Stored rows:
________________________________________

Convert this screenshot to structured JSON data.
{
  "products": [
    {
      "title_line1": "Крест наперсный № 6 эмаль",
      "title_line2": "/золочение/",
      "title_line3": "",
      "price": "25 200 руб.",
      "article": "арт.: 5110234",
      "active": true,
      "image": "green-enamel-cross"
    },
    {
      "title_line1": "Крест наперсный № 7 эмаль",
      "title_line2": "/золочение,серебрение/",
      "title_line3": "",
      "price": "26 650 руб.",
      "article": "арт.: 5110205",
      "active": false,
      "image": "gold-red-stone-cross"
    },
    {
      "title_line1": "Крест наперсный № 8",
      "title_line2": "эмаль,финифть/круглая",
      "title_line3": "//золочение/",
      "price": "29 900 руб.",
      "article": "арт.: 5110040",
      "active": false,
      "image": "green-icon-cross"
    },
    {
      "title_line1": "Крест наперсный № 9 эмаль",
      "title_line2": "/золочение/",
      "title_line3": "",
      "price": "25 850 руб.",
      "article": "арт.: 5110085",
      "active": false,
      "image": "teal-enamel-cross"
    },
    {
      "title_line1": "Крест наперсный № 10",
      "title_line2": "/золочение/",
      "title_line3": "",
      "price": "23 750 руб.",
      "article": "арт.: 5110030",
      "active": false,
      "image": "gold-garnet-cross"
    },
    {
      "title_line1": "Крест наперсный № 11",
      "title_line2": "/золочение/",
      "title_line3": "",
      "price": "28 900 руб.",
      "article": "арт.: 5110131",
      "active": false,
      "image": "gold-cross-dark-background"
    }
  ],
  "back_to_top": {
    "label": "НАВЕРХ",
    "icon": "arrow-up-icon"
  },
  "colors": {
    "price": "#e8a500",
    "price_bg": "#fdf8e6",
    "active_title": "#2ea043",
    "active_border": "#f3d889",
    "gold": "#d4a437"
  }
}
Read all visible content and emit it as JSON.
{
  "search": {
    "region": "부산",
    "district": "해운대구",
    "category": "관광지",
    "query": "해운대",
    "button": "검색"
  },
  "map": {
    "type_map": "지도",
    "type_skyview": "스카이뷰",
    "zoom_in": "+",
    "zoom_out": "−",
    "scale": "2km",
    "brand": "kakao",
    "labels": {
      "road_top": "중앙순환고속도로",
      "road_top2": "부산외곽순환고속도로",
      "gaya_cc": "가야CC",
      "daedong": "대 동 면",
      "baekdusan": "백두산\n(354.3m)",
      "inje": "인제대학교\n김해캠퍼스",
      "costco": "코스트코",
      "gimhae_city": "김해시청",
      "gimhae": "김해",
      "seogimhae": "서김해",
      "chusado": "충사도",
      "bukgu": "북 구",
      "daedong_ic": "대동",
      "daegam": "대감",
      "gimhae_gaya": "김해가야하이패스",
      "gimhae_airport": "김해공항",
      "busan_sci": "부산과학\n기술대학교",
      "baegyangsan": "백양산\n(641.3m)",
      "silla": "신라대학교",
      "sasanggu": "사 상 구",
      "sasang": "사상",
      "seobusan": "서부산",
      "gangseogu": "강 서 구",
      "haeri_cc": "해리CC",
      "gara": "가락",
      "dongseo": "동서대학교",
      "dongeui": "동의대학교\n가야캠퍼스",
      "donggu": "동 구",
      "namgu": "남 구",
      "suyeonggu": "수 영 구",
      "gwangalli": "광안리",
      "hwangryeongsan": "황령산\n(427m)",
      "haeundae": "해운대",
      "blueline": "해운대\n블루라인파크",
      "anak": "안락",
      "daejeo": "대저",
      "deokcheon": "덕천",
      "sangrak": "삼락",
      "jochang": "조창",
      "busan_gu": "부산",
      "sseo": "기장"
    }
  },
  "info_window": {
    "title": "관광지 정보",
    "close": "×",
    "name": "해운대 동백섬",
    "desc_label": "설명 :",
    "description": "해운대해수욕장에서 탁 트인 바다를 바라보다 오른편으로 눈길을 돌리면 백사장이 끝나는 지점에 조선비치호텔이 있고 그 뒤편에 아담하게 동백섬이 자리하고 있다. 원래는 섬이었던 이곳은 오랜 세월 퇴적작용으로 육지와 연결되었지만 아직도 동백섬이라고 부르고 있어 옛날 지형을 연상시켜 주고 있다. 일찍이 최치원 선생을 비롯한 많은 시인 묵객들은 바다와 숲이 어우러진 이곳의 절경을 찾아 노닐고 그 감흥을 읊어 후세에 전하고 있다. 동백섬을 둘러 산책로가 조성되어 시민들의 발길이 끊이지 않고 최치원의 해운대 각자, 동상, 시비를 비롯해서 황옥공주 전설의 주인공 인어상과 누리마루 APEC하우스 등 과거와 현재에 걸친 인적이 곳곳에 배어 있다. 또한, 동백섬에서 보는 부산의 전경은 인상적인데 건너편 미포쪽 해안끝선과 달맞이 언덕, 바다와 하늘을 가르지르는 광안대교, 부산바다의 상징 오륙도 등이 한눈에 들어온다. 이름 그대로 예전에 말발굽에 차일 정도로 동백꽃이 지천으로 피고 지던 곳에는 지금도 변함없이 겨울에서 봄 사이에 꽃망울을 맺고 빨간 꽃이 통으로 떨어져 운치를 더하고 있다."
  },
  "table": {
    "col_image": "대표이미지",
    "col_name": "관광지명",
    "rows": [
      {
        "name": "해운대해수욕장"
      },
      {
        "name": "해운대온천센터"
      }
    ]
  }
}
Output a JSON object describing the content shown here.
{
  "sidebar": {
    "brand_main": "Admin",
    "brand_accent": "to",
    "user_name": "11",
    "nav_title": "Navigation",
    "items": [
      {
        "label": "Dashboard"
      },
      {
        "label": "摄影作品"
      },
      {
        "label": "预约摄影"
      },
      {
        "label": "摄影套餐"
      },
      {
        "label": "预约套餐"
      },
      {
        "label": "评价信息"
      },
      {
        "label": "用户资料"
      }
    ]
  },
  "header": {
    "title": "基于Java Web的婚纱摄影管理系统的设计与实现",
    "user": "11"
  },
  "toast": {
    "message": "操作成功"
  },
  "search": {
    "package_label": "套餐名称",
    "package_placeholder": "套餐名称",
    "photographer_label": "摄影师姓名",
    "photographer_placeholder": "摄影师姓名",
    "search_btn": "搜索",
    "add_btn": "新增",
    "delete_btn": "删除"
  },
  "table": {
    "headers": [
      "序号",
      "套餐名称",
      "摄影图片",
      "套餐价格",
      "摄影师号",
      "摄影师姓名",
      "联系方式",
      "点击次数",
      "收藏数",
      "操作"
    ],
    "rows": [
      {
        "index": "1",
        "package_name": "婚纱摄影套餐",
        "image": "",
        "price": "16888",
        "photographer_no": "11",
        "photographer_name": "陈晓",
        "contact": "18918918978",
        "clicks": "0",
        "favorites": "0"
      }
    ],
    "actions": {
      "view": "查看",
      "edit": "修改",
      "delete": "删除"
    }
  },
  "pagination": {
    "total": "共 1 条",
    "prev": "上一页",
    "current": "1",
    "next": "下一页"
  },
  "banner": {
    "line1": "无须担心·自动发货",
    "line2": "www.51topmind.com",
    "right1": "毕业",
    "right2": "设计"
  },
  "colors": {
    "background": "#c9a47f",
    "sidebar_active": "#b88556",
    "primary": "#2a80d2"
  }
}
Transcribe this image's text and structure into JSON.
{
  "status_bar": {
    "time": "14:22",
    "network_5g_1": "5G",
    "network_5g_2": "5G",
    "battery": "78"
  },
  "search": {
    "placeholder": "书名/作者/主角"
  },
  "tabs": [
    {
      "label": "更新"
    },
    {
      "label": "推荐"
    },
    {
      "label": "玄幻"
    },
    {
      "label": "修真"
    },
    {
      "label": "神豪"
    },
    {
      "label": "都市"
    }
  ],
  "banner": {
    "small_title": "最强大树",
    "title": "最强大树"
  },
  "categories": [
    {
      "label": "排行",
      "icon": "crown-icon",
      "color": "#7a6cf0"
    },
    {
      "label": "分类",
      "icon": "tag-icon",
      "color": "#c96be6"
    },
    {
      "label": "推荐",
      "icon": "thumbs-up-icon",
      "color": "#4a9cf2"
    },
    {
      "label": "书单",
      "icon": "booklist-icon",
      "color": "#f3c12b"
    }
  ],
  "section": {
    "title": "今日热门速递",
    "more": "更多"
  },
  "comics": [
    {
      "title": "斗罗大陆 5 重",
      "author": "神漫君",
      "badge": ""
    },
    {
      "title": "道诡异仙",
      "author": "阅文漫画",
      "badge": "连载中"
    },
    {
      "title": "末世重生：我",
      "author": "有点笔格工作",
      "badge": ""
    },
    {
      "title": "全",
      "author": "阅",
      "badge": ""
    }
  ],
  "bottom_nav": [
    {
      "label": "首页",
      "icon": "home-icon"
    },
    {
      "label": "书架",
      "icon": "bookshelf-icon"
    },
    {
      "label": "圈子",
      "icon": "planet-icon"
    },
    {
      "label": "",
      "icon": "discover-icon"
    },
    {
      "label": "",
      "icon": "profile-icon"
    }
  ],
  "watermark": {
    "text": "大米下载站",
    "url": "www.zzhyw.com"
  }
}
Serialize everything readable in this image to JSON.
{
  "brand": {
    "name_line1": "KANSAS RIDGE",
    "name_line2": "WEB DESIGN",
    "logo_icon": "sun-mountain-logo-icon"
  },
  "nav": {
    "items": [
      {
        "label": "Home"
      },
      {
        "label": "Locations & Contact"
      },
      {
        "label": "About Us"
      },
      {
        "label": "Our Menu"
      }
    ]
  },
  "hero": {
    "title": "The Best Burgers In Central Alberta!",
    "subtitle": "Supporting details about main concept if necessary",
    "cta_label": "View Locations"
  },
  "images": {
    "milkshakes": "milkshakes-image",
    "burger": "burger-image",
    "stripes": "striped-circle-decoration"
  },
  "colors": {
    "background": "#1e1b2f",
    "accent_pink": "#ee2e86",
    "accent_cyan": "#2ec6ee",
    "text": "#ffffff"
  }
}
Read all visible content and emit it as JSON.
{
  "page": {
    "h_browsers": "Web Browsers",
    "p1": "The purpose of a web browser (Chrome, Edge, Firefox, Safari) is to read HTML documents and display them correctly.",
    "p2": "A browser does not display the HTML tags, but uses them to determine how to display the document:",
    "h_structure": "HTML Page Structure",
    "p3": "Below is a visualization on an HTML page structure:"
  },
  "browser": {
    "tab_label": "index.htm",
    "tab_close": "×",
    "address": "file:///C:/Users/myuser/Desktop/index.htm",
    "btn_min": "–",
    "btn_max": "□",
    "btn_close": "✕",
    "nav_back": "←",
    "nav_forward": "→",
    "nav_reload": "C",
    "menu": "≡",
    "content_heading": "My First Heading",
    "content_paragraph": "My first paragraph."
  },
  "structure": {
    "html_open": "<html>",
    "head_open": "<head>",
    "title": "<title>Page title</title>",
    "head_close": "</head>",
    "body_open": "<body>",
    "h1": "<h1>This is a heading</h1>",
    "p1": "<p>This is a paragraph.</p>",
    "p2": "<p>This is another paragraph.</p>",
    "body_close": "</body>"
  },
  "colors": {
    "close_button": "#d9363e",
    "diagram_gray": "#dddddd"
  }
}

________________________________________

Short exercise:
Lines containing the string "paragraph" are to be selected and copied.

Task result:
    "content_paragraph": "My first paragraph."
    "p1": "<p>This is a paragraph.</p>",
    "p2": "<p>This is another paragraph.</p>",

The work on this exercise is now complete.